Figure record listings:

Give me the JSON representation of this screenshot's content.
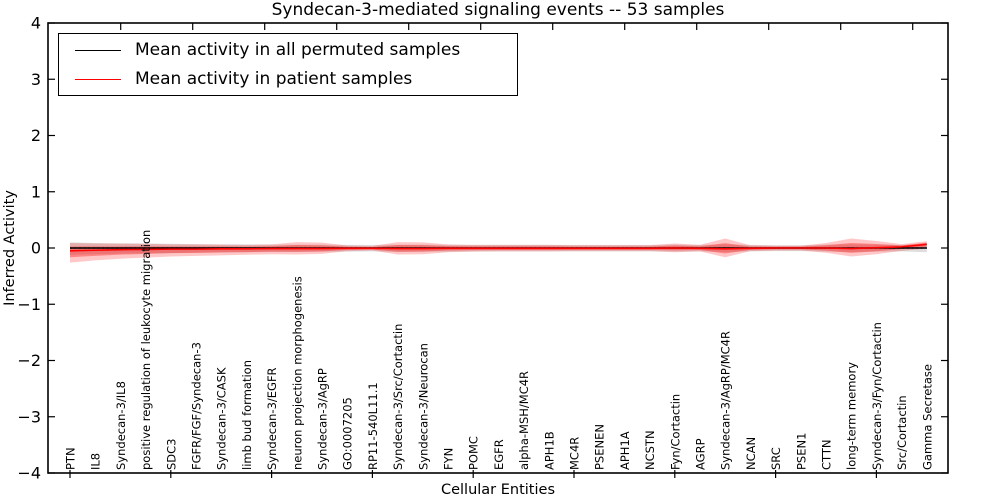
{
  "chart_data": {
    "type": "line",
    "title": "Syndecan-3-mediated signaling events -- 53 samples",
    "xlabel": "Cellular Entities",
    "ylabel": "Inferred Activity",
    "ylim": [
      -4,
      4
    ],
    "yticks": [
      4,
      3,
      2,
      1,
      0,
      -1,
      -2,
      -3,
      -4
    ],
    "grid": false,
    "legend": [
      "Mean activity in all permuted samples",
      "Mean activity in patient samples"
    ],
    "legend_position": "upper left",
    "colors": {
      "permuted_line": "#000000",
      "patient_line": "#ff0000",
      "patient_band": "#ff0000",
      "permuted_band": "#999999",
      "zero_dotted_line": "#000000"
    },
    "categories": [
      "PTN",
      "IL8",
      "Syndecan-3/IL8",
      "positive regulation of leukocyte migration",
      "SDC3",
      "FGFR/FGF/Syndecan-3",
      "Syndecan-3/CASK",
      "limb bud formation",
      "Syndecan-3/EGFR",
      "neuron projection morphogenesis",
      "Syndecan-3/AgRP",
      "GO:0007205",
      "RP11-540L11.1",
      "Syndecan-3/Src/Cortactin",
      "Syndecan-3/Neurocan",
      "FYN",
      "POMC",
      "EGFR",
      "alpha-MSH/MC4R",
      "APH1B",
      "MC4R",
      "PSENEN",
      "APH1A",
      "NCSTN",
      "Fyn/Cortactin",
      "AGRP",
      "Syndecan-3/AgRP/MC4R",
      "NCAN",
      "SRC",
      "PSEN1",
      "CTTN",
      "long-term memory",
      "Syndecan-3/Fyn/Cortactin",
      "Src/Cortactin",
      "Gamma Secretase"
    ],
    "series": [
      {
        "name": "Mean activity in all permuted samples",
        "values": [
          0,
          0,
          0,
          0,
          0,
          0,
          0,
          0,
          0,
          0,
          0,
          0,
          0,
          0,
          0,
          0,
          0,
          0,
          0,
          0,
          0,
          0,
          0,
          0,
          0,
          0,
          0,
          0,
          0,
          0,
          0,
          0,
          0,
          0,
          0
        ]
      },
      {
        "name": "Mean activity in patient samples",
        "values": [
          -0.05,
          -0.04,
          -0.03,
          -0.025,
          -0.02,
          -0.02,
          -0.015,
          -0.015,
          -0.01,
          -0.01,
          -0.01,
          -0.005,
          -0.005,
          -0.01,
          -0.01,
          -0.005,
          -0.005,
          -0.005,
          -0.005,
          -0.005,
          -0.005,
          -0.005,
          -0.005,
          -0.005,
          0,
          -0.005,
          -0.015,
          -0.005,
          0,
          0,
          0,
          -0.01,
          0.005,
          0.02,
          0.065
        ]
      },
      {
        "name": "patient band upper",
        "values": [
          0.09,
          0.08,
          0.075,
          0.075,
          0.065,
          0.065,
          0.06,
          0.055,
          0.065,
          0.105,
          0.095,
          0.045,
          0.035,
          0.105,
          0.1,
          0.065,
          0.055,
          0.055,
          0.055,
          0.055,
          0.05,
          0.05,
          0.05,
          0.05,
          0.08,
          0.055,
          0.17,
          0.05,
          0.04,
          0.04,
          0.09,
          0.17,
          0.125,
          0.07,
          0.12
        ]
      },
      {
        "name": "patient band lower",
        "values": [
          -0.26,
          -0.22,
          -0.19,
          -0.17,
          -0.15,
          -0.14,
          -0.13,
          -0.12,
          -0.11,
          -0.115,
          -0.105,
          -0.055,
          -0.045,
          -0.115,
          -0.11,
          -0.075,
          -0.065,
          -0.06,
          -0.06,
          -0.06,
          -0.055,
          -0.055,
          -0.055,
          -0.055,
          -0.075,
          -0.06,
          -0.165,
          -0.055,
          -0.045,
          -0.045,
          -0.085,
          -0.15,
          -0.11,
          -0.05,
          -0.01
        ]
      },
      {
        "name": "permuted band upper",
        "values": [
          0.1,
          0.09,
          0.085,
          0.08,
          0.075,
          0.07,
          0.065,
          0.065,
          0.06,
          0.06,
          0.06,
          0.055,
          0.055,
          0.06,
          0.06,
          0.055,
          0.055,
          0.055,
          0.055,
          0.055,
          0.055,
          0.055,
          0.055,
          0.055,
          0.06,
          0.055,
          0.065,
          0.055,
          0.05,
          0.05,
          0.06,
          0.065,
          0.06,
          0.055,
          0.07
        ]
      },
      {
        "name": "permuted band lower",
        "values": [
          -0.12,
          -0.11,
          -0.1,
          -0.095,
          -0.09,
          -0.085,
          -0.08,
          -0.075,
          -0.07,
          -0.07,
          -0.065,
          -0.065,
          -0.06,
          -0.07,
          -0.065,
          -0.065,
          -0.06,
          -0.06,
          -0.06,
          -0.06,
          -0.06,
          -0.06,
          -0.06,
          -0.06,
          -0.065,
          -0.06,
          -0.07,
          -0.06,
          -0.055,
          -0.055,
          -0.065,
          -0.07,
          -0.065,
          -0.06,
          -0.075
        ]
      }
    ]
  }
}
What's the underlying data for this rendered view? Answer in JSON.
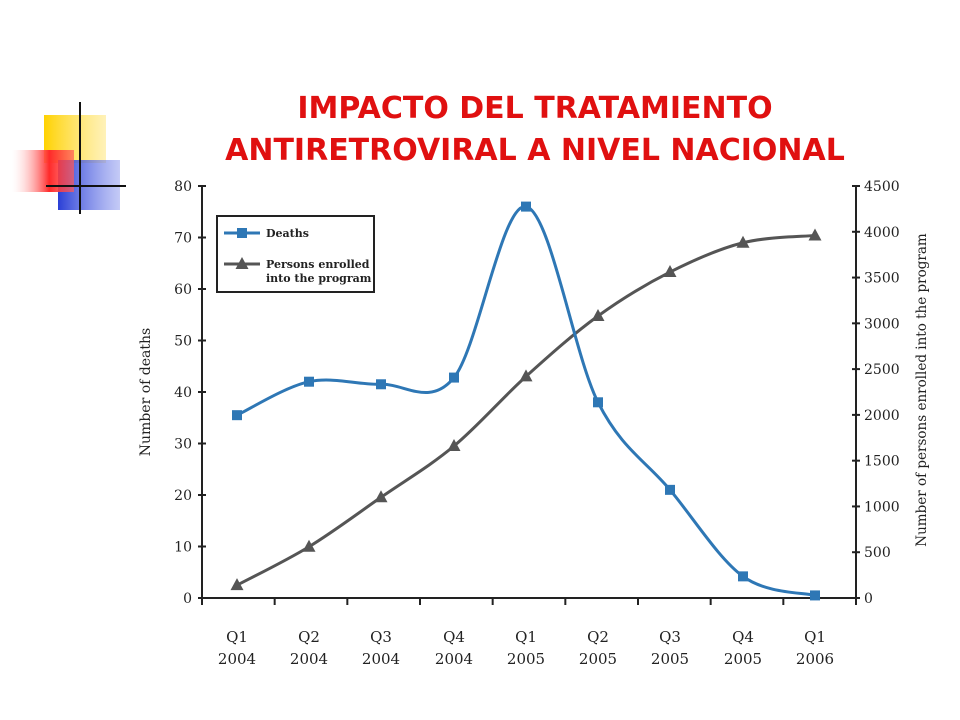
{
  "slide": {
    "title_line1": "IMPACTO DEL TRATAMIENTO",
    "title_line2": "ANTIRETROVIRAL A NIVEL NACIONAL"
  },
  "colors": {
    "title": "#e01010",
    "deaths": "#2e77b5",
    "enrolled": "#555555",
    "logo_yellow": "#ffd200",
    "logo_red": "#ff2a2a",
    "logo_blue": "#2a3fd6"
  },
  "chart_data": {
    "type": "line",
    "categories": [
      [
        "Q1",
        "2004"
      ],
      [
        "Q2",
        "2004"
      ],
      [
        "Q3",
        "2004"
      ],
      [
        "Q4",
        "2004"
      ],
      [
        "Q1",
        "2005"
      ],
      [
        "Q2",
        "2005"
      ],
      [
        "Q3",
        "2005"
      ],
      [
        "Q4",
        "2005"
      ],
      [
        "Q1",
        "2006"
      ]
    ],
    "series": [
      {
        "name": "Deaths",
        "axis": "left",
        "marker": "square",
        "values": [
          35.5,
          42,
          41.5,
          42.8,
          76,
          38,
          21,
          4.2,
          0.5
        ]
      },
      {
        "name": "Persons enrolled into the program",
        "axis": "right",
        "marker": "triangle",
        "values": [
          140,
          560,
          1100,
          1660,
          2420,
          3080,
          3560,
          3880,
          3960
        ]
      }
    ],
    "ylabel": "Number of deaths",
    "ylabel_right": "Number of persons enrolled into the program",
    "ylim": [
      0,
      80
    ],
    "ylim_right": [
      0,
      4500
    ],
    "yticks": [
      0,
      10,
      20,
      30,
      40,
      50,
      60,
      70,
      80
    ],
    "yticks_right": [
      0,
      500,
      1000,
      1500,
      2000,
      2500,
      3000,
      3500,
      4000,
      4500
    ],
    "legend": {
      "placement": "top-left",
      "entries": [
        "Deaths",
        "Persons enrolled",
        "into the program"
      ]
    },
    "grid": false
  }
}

**What needs to be done**
What is the number of lines in the records that hold the word "Cortactin"? Answer with that number only.

**Output for this exercise**
4